Decide whether each statement agrees with the text on the Naked Stage festival below: (a) the festival takes place in Ljubljana during the last week of October; (b) the festival's theatre program includes short games and formats; (c) Maja Dekleva and Gregor Moder are its artistic directors. Answer yes or no for each, quoting the words of the text that decide it.

§ **SOURCE DOCUMENT**

________________

= The Naked Stage =

Annual theatre festival in Slovenia

Naked Stage / Goli oder is an international contemporary theatre festival, held annually in the last week of October in KUD France Prešeren, Ljubljana, Slovenia. Up until 2006, its focus has been the improvisational theatre. As of 2006, the festival is dedicated to improvisation in various fields of contemporary art. Naked Stage was designed and is organized by the most prominent Slovenian improv group, Narobov. Artistic directors of the Naked Stage are Maja Dekleva and Gregor Moder.

== Goals ==
The Naked Stage festival has two principal goals. It offers Slovenian and international audiences a profile of the most interesting progress in improvisational theatre. At the same time, it provides artists an opportunity to research new terrains in improvisational theatre through intense workshops. In the field of theatre, the festival is dedicated exclusively to longform improvisation, avoiding short games and formats. It is growing in is experimental extension, as premiers compose a noteworthy portion of all performances.

________________

§ **DATA SHOWN**
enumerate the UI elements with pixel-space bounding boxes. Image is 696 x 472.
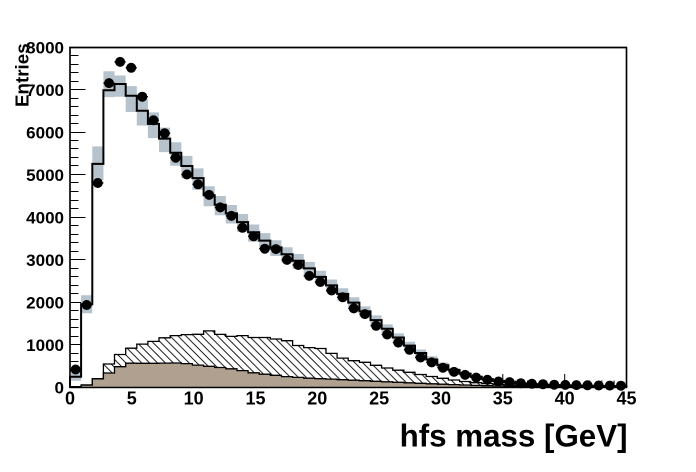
svg-text:3000: 3000 xyxy=(26,251,64,270)
svg-text:hfs mass [GeV]: hfs mass [GeV] xyxy=(400,419,628,454)
svg-text:20: 20 xyxy=(307,389,327,409)
svg-text:1000: 1000 xyxy=(26,336,64,355)
svg-text:45: 45 xyxy=(616,389,636,409)
svg-text:15: 15 xyxy=(245,389,265,409)
svg-text:5: 5 xyxy=(127,389,137,409)
svg-text:30: 30 xyxy=(431,389,451,409)
svg-text:0: 0 xyxy=(55,379,64,398)
svg-text:2000: 2000 xyxy=(26,294,64,313)
svg-text:Entries: Entries xyxy=(12,43,33,107)
svg-text:0: 0 xyxy=(65,389,75,409)
svg-text:25: 25 xyxy=(369,389,389,409)
svg-text:5000: 5000 xyxy=(26,166,64,185)
svg-text:40: 40 xyxy=(555,389,575,409)
svg-text:6000: 6000 xyxy=(26,124,64,143)
svg-text:10: 10 xyxy=(184,389,204,409)
svg-text:7000: 7000 xyxy=(26,81,64,100)
svg-text:4000: 4000 xyxy=(26,209,64,228)
svg-text:35: 35 xyxy=(493,389,513,409)
svg-text:8000: 8000 xyxy=(26,39,64,58)
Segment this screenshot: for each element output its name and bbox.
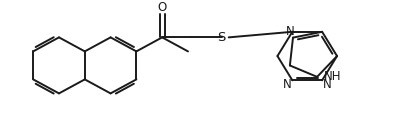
- Text: N: N: [283, 79, 292, 92]
- Text: N: N: [286, 25, 295, 38]
- Text: NH: NH: [324, 70, 342, 83]
- Text: S: S: [218, 31, 226, 44]
- Text: N: N: [323, 79, 332, 92]
- Text: O: O: [158, 1, 167, 14]
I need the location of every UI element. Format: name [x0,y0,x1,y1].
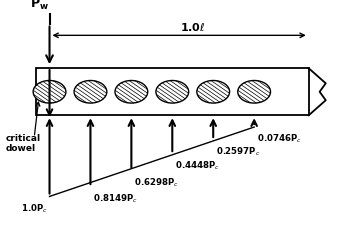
Text: critical
dowel: critical dowel [5,134,40,153]
Text: $\mathbf{1.0}\ell$: $\mathbf{1.0}\ell$ [180,20,206,32]
Text: 0.2597P$_c$: 0.2597P$_c$ [216,146,261,158]
Circle shape [74,80,107,103]
Circle shape [115,80,148,103]
Circle shape [238,80,270,103]
Text: 0.0746P$_c$: 0.0746P$_c$ [257,133,302,145]
Text: 0.8149P$_c$: 0.8149P$_c$ [93,193,138,205]
Circle shape [197,80,230,103]
Polygon shape [36,68,309,115]
Circle shape [156,80,189,103]
Text: $\mathbf{P}_\mathbf{w}$: $\mathbf{P}_\mathbf{w}$ [30,0,49,12]
Circle shape [33,80,66,103]
Text: 1.0P$_c$: 1.0P$_c$ [21,202,48,215]
Text: 0.4448P$_c$: 0.4448P$_c$ [175,160,220,173]
Text: 0.6298P$_c$: 0.6298P$_c$ [134,176,179,189]
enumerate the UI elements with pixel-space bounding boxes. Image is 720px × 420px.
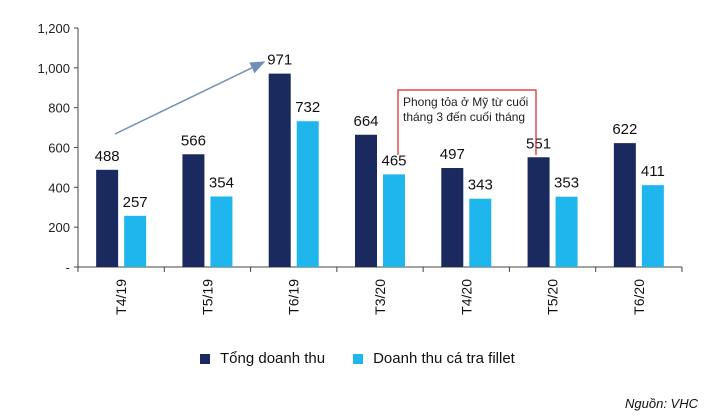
x-tick-label: T3/20 <box>372 279 388 315</box>
data-label-fillet: 354 <box>209 174 234 191</box>
annotation-line-2: tháng 3 đến cuối tháng <box>403 110 525 124</box>
data-label-total: 971 <box>267 52 292 69</box>
legend-item-total: Tổng doanh thu <box>200 350 325 367</box>
data-label-fillet: 465 <box>381 152 406 169</box>
legend-label-total: Tổng doanh thu <box>220 350 326 367</box>
data-label-total: 622 <box>612 121 637 138</box>
bar-fillet <box>296 121 319 268</box>
y-tick-label: 1,000 <box>37 61 70 76</box>
data-label-total: 497 <box>440 146 465 163</box>
bar-fillet <box>641 185 664 267</box>
x-tick-label: T6/20 <box>631 279 647 315</box>
bar-fillet <box>383 174 405 267</box>
y-tick-label: 200 <box>48 220 70 235</box>
y-tick-label: 400 <box>48 180 70 195</box>
data-label-total: 551 <box>526 135 551 152</box>
annotation: Phong tỏa ở Mỹ từ cuối tháng 3 đến cuối … <box>397 89 537 155</box>
bar-total <box>182 154 205 267</box>
legend-label-fillet: Doanh thu cá tra fillet <box>373 350 515 367</box>
data-label-total: 566 <box>181 132 206 149</box>
data-label-fillet: 411 <box>641 163 665 180</box>
bar-fillet <box>469 198 492 267</box>
bar-total <box>613 143 636 267</box>
data-label-fillet: 257 <box>123 194 148 211</box>
bar-fillet <box>555 196 578 267</box>
legend-swatch-total <box>200 353 210 364</box>
data-label-fillet: 353 <box>554 175 579 192</box>
data-label-total: 488 <box>95 148 120 165</box>
y-tick-label: 600 <box>48 141 70 156</box>
annotation-line-1: Phong tỏa ở Mỹ từ cuối <box>403 95 528 109</box>
bar-total <box>268 73 291 268</box>
bar-fillet <box>124 215 147 267</box>
bar-fillet <box>210 196 233 267</box>
source-note: Nguồn: VHC <box>625 396 698 411</box>
x-tick-label: T4/19 <box>113 279 129 315</box>
bar-total <box>527 157 550 267</box>
y-tick-label: 1,200 <box>37 21 70 36</box>
x-tick-label: T4/20 <box>458 279 474 315</box>
data-label-fillet: 343 <box>468 177 493 194</box>
bar-total <box>96 169 119 267</box>
x-tick-label: T6/19 <box>286 279 302 315</box>
y-tick-label: 800 <box>48 101 70 116</box>
bar-total <box>355 134 377 267</box>
x-tick-label: T5/19 <box>199 279 215 315</box>
data-label-total: 664 <box>353 113 378 130</box>
y-tick-label: - <box>66 260 70 275</box>
annotation-bracket <box>397 89 537 155</box>
trend-arrow <box>114 61 266 135</box>
bar-total <box>441 168 464 267</box>
bar-chart: - 200 400 600 800 1,000 1,200 T4/19 T5/19 T6/19 T3… <box>37 21 683 315</box>
data-label-fillet: 732 <box>295 99 320 116</box>
legend-item-fillet: Doanh thu cá tra fillet <box>353 350 515 367</box>
legend-swatch-fillet <box>353 353 364 364</box>
x-tick-label: T5/20 <box>545 279 561 315</box>
legend: Tổng doanh thu Doanh thu cá tra fillet <box>200 350 515 367</box>
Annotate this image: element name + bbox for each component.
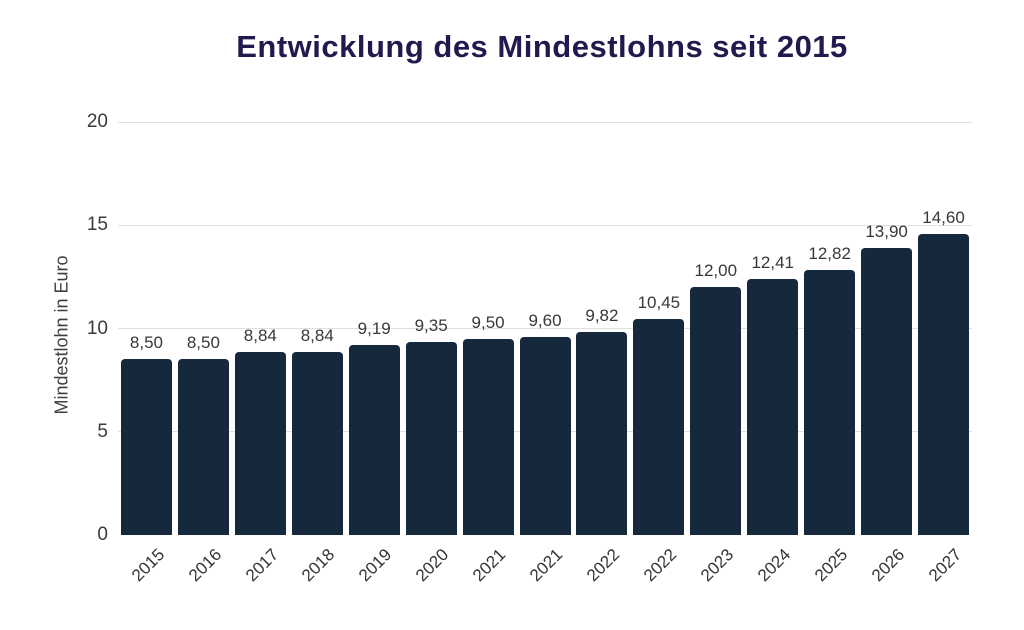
- bar: [462, 338, 514, 535]
- bar-value-label: 8,84: [300, 326, 334, 346]
- x-tick-label: 2019: [355, 545, 396, 586]
- bar: [120, 359, 172, 535]
- gridline: [118, 224, 972, 226]
- x-tick-label: 2027: [924, 545, 965, 586]
- x-tick-label: 2018: [298, 545, 339, 586]
- x-tick-label: 2015: [127, 545, 168, 586]
- bar-value-label: 14,60: [922, 207, 965, 227]
- y-tick-label: 5: [97, 420, 108, 442]
- y-tick-label: 15: [86, 214, 108, 236]
- bar-value-label: 13,90: [865, 221, 908, 241]
- bar-value-label: 9,82: [585, 306, 619, 326]
- bar-value-label: 12,82: [808, 244, 851, 264]
- x-tick-label: 2021: [469, 545, 510, 586]
- x-tick-label: 2024: [753, 545, 795, 586]
- bar-value-label: 8,50: [129, 333, 163, 353]
- bar: [804, 270, 856, 535]
- x-tick-label: 2022: [583, 545, 624, 586]
- plot-area: 0 5 10 15 20 8,50 2015 8,50 2016 8,84 2017 8,84 2018…: [87, 111, 972, 585]
- bar-value-label: 9,60: [528, 310, 562, 330]
- bar-value-label: 9,35: [414, 315, 448, 335]
- bar-value-label: 10,45: [637, 293, 681, 313]
- bar-value-label: 9,19: [357, 319, 391, 339]
- bar: [405, 341, 457, 535]
- bar: [747, 278, 799, 535]
- y-tick-label: 0: [97, 524, 108, 545]
- x-tick-label: 2022: [640, 545, 681, 586]
- bar: [234, 352, 286, 535]
- bar: [918, 233, 970, 535]
- bar: [291, 352, 343, 535]
- bar: [690, 287, 742, 535]
- y-tick-label: 10: [86, 317, 108, 339]
- bar-value-label: 12,41: [751, 252, 794, 272]
- x-tick-label: 2025: [810, 545, 852, 586]
- chart-title: Entwicklung des Mindestlohns seit 2015: [236, 29, 848, 64]
- x-tick-label: 2020: [412, 545, 453, 586]
- gridline: [118, 328, 972, 329]
- bar: [177, 359, 229, 535]
- bar: [576, 332, 628, 535]
- x-tick-label: 2023: [697, 545, 738, 586]
- y-tick-label: 20: [86, 111, 108, 132]
- bar: [348, 345, 400, 535]
- x-tick-label: 2026: [867, 545, 909, 586]
- x-tick-label: 2017: [241, 545, 282, 586]
- bar-value-label: 12,00: [694, 261, 738, 281]
- bar-value-label: 8,84: [243, 326, 277, 346]
- bar: [519, 336, 571, 535]
- bar: [861, 247, 913, 535]
- bar-value-label: 8,50: [186, 333, 220, 353]
- gridline: [118, 121, 972, 123]
- bar-value-label: 9,50: [471, 312, 505, 332]
- bar: [633, 319, 685, 535]
- x-tick-label: 2016: [184, 545, 225, 586]
- x-tick-label: 2021: [526, 545, 567, 586]
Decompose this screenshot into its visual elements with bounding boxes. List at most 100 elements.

________________

§ **RESPONSE TO THIS TASK**
(a) Yes: "held annually in the last week of October in KUD France Prešeren, Ljubljana, Slovenia."
(b) No: "the festival is dedicated exclusively to longform improvisation, avoiding short games and formats."
(c) Yes: "Artistic directors of the Naked Stage are Maja Dekleva and Gregor Moder."